▶ Data listing
⁂

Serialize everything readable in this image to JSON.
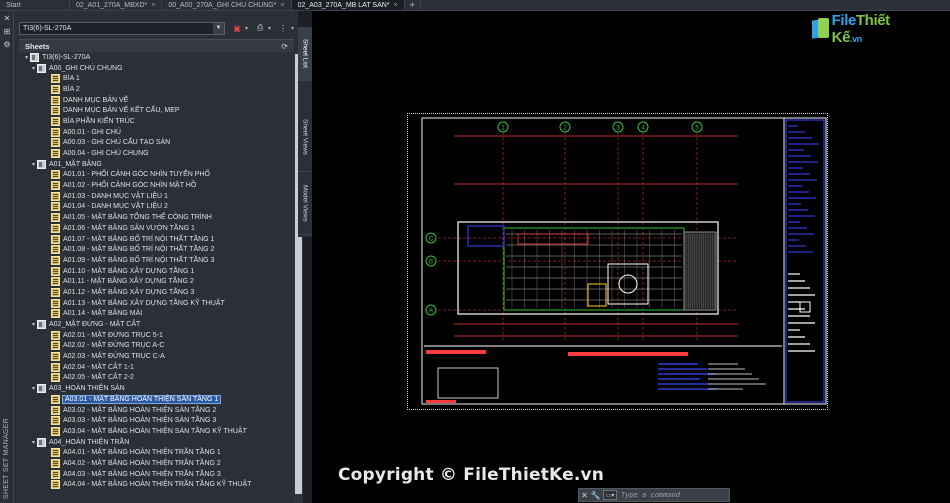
{
  "tabs": [
    {
      "label": "Start",
      "closable": false,
      "active": false
    },
    {
      "label": "02_A01_270A_MBXD*",
      "closable": true,
      "active": false
    },
    {
      "label": "00_A00_270A_GHI CHU CHUNG*",
      "closable": true,
      "active": false
    },
    {
      "label": "02_A03_270A_MB LAT SAN*",
      "closable": true,
      "active": true
    }
  ],
  "tab_close_glyph": "×",
  "tab_new_glyph": "+",
  "palette": {
    "title_vertical": "SHEET SET MANAGER",
    "sheet_set_name": "TI3(6)-SL-270A",
    "sheets_header": "Sheets",
    "vertical_tabs": [
      "Sheet List",
      "Sheet Views",
      "Model Views"
    ]
  },
  "tree": [
    {
      "level": 0,
      "kind": "set",
      "label": "TI3(6)-SL-270A",
      "toggle": "▾"
    },
    {
      "level": 1,
      "kind": "group",
      "label": "A00_GHI CHÚ CHUNG",
      "toggle": "▾"
    },
    {
      "level": 2,
      "kind": "sheet",
      "label": "BÌA 1"
    },
    {
      "level": 2,
      "kind": "sheet",
      "label": "BÌA 2"
    },
    {
      "level": 2,
      "kind": "sheet",
      "label": "DANH MỤC BẢN VẼ"
    },
    {
      "level": 2,
      "kind": "sheet",
      "label": "DANH MỤC BẢN VẼ KẾT CẤU, MEP"
    },
    {
      "level": 2,
      "kind": "sheet",
      "label": "BÌA PHẦN KIẾN TRÚC"
    },
    {
      "level": 2,
      "kind": "sheet",
      "label": "A00.01 - GHI CHÚ"
    },
    {
      "level": 2,
      "kind": "sheet",
      "label": "A00.03 - GHI CHÚ CẤU TẠO SÀN"
    },
    {
      "level": 2,
      "kind": "sheet",
      "label": "A00.04 - GHI CHÚ CHUNG"
    },
    {
      "level": 1,
      "kind": "group",
      "label": "A01_MẶT BẰNG",
      "toggle": "▾"
    },
    {
      "level": 2,
      "kind": "sheet",
      "label": "A01.01 - PHỐI CẢNH GÓC NHÌN TUYẾN PHỐ"
    },
    {
      "level": 2,
      "kind": "sheet",
      "label": "A01.02 - PHỐI CẢNH GÓC NHÌN MẶT HỒ"
    },
    {
      "level": 2,
      "kind": "sheet",
      "label": "A01.03 - DANH MỤC VẬT LIỆU 1"
    },
    {
      "level": 2,
      "kind": "sheet",
      "label": "A01.04 - DANH MỤC VẬT LIỆU 2"
    },
    {
      "level": 2,
      "kind": "sheet",
      "label": "A01.05 - MẶT BẰNG TỔNG THỂ CÔNG TRÌNH"
    },
    {
      "level": 2,
      "kind": "sheet",
      "label": "A01.06 - MẶT BẰNG SÂN VƯỜN TẦNG 1"
    },
    {
      "level": 2,
      "kind": "sheet",
      "label": "A01.07 - MẶT BẰNG BỐ TRÍ NỘI THẤT TẦNG 1"
    },
    {
      "level": 2,
      "kind": "sheet",
      "label": "A01.08 - MẶT BẰNG BỐ TRÍ NỘI THẤT TẦNG 2"
    },
    {
      "level": 2,
      "kind": "sheet",
      "label": "A01.09 - MẶT BẰNG BỐ TRÍ NỘI THẤT TẦNG 3"
    },
    {
      "level": 2,
      "kind": "sheet",
      "label": "A01.10 - MẶT BẰNG XÂY DỰNG TẦNG 1"
    },
    {
      "level": 2,
      "kind": "sheet",
      "label": "A01.11 - MẶT BẰNG XÂY DỰNG TẦNG 2"
    },
    {
      "level": 2,
      "kind": "sheet",
      "label": "A01.12 - MẶT BẰNG XÂY DỰNG TẦNG 3"
    },
    {
      "level": 2,
      "kind": "sheet",
      "label": "A01.13 - MẶT BẰNG XÂY DỰNG TẦNG KỸ THUẬT"
    },
    {
      "level": 2,
      "kind": "sheet",
      "label": "A01.14 - MẶT BẰNG MÁI"
    },
    {
      "level": 1,
      "kind": "group",
      "label": "A02_MẶT ĐỨNG - MẶT CẮT",
      "toggle": "▾"
    },
    {
      "level": 2,
      "kind": "sheet",
      "label": "A02.01 - MẶT ĐỨNG TRỤC 5-1"
    },
    {
      "level": 2,
      "kind": "sheet",
      "label": "A02.02 - MẶT ĐỨNG TRỤC A-C"
    },
    {
      "level": 2,
      "kind": "sheet",
      "label": "A02.03 - MẶT ĐỨNG TRỤC C-A"
    },
    {
      "level": 2,
      "kind": "sheet",
      "label": "A02.04 - MẶT CẮT 1-1"
    },
    {
      "level": 2,
      "kind": "sheet",
      "label": "A02.05 - MẶT CẮT 2-2"
    },
    {
      "level": 1,
      "kind": "group",
      "label": "A03_HOÀN THIỆN SÀN",
      "toggle": "▾"
    },
    {
      "level": 2,
      "kind": "sheet",
      "label": "A03.01 - MẶT BẰNG HOÀN THIỆN SÀN TẦNG 1",
      "selected": true
    },
    {
      "level": 2,
      "kind": "sheet",
      "label": "A03.02 - MẶT BẰNG HOÀN THIỆN SÀN TẦNG 2"
    },
    {
      "level": 2,
      "kind": "sheet",
      "label": "A03.03 - MẶT BẰNG HOÀN THIỆN SÀN TẦNG 3"
    },
    {
      "level": 2,
      "kind": "sheet",
      "label": "A03.04 - MẶT BẰNG HOÀN THIỆN SÀN TẦNG KỸ THUẬT"
    },
    {
      "level": 1,
      "kind": "group",
      "label": "A04_HOÀN THIỆN TRẦN",
      "toggle": "▾"
    },
    {
      "level": 2,
      "kind": "sheet",
      "label": "A04.01 - MẶT BẰNG HOÀN THIỆN TRẦN TẦNG 1"
    },
    {
      "level": 2,
      "kind": "sheet",
      "label": "A04.02 - MẶT BẰNG HOÀN THIỆN TRẦN TẦNG 2"
    },
    {
      "level": 2,
      "kind": "sheet",
      "label": "A04.03 - MẶT BẰNG HOÀN THIỆN TRẦN TẦNG 3"
    },
    {
      "level": 2,
      "kind": "sheet",
      "label": "A04.04 - MẶT BẰNG HOÀN THIỆN TRẦN TẦNG KỸ THUẬT"
    }
  ],
  "drawing": {
    "grid_bubbles_top": [
      "1",
      "2",
      "3",
      "4",
      "5"
    ],
    "grid_bubbles_left": [
      "C",
      "B",
      "A"
    ]
  },
  "logo": {
    "part1": "File",
    "part2": "Thiết Kế",
    "part3": ".vn"
  },
  "watermark": "Copyright © FileThietKe.vn",
  "command": {
    "placeholder": "Type a command"
  },
  "icons": {
    "left_strip": [
      "close-icon",
      "pin-icon",
      "properties-icon"
    ],
    "toolbar": [
      "new-sheet-icon",
      "publish-icon",
      "sheet-selection-icon"
    ],
    "command": [
      "close-icon",
      "wrench-icon",
      "command-prompt-icon"
    ]
  },
  "colors": {
    "accent": "#2c5aa0",
    "grid_green": "#31c231",
    "title_blue": "#3a46ff",
    "dim_red": "#ff3b3b",
    "logo_blue": "#2ea3e8",
    "logo_green": "#7fc242"
  }
}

⁂

Of all the lines above, how many contain the word "TRỤC"? Answer with only the number.

3